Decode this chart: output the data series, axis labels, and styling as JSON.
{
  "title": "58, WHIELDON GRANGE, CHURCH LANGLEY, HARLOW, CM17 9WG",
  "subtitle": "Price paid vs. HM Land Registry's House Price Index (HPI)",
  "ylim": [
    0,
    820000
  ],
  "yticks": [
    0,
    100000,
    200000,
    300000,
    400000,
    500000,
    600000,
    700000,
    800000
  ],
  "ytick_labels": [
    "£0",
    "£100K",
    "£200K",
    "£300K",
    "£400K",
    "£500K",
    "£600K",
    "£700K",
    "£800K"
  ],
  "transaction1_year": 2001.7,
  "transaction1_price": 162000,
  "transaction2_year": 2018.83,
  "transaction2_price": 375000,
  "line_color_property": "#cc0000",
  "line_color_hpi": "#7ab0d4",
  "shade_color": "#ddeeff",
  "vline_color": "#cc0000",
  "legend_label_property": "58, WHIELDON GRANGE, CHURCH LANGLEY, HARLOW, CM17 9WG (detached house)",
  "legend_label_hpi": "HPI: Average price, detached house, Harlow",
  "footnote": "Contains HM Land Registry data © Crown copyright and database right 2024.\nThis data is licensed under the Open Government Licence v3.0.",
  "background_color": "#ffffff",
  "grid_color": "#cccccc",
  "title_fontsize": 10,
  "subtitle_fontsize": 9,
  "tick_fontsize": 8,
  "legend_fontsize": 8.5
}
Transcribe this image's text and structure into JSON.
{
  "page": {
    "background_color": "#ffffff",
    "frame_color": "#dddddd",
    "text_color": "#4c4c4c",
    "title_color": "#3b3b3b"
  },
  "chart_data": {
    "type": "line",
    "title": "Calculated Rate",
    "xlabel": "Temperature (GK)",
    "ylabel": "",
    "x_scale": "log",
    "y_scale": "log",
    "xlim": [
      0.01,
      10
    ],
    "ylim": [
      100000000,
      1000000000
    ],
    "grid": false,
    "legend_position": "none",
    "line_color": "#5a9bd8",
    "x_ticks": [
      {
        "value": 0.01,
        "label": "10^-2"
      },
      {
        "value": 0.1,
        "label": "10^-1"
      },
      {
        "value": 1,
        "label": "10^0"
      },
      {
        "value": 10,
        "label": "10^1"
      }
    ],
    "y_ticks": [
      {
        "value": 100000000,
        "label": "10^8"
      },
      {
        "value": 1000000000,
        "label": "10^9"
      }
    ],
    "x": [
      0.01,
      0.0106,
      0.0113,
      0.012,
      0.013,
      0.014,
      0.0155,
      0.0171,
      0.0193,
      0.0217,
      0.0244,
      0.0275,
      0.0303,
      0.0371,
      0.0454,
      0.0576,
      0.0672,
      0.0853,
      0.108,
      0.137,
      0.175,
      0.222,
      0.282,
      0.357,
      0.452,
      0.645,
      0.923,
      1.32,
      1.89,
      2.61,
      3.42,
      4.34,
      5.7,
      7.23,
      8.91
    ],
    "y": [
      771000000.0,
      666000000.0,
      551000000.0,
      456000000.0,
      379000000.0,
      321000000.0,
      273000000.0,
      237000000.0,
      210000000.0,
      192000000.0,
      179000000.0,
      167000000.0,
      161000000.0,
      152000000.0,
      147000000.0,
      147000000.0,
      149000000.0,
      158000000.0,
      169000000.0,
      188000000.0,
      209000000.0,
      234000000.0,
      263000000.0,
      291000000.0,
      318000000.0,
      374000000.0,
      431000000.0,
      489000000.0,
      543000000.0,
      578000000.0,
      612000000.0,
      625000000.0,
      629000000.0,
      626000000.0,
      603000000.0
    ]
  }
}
= = = = = = =
#### What you should do
Repeat the material word for word, in full.

#### Exercise response
Decode this chart: output the data series, axis labels, and styling as JSON.
{
  "title": "58, WHIELDON GRANGE, CHURCH LANGLEY, HARLOW, CM17 9WG",
  "subtitle": "Price paid vs. HM Land Registry's House Price Index (HPI)",
  "ylim": [
    0,
    820000
  ],
  "yticks": [
    0,
    100000,
    200000,
    300000,
    400000,
    500000,
    600000,
    700000,
    800000
  ],
  "ytick_labels": [
    "£0",
    "£100K",
    "£200K",
    "£300K",
    "£400K",
    "£500K",
    "£600K",
    "£700K",
    "£800K"
  ],
  "transaction1_year": 2001.7,
  "transaction1_price": 162000,
  "transaction2_year": 2018.83,
  "transaction2_price": 375000,
  "line_color_property": "#cc0000",
  "line_color_hpi": "#7ab0d4",
  "shade_color": "#ddeeff",
  "vline_color": "#cc0000",
  "legend_label_property": "58, WHIELDON GRANGE, CHURCH LANGLEY, HARLOW, CM17 9WG (detached house)",
  "legend_label_hpi": "HPI: Average price, detached house, Harlow",
  "footnote": "Contains HM Land Registry data © Crown copyright and database right 2024.\nThis data is licensed under the Open Government Licence v3.0.",
  "background_color": "#ffffff",
  "grid_color": "#cccccc",
  "title_fontsize": 10,
  "subtitle_fontsize": 9,
  "tick_fontsize": 8,
  "legend_fontsize": 8.5
}
Transcribe this image's text and structure into JSON.
{
  "page": {
    "background_color": "#ffffff",
    "frame_color": "#dddddd",
    "text_color": "#4c4c4c",
    "title_color": "#3b3b3b"
  },
  "chart_data": {
    "type": "line",
    "title": "Calculated Rate",
    "xlabel": "Temperature (GK)",
    "ylabel": "",
    "x_scale": "log",
    "y_scale": "log",
    "xlim": [
      0.01,
      10
    ],
    "ylim": [
      100000000,
      1000000000
    ],
    "grid": false,
    "legend_position": "none",
    "line_color": "#5a9bd8",
    "x_ticks": [
      {
        "value": 0.01,
        "label": "10^-2"
      },
      {
        "value": 0.1,
        "label": "10^-1"
      },
      {
        "value": 1,
        "label": "10^0"
      },
      {
        "value": 10,
        "label": "10^1"
      }
    ],
    "y_ticks": [
      {
        "value": 100000000,
        "label": "10^8"
      },
      {
        "value": 1000000000,
        "label": "10^9"
      }
    ],
    "x": [
      0.01,
      0.0106,
      0.0113,
      0.012,
      0.013,
      0.014,
      0.0155,
      0.0171,
      0.0193,
      0.0217,
      0.0244,
      0.0275,
      0.0303,
      0.0371,
      0.0454,
      0.0576,
      0.0672,
      0.0853,
      0.108,
      0.137,
      0.175,
      0.222,
      0.282,
      0.357,
      0.452,
      0.645,
      0.923,
      1.32,
      1.89,
      2.61,
      3.42,
      4.34,
      5.7,
      7.23,
      8.91
    ],
    "y": [
      771000000.0,
      666000000.0,
      551000000.0,
      456000000.0,
      379000000.0,
      321000000.0,
      273000000.0,
      237000000.0,
      210000000.0,
      192000000.0,
      179000000.0,
      167000000.0,
      161000000.0,
      152000000.0,
      147000000.0,
      147000000.0,
      149000000.0,
      158000000.0,
      169000000.0,
      188000000.0,
      209000000.0,
      234000000.0,
      263000000.0,
      291000000.0,
      318000000.0,
      374000000.0,
      431000000.0,
      489000000.0,
      543000000.0,
      578000000.0,
      612000000.0,
      625000000.0,
      629000000.0,
      626000000.0,
      603000000.0
    ]
  }
}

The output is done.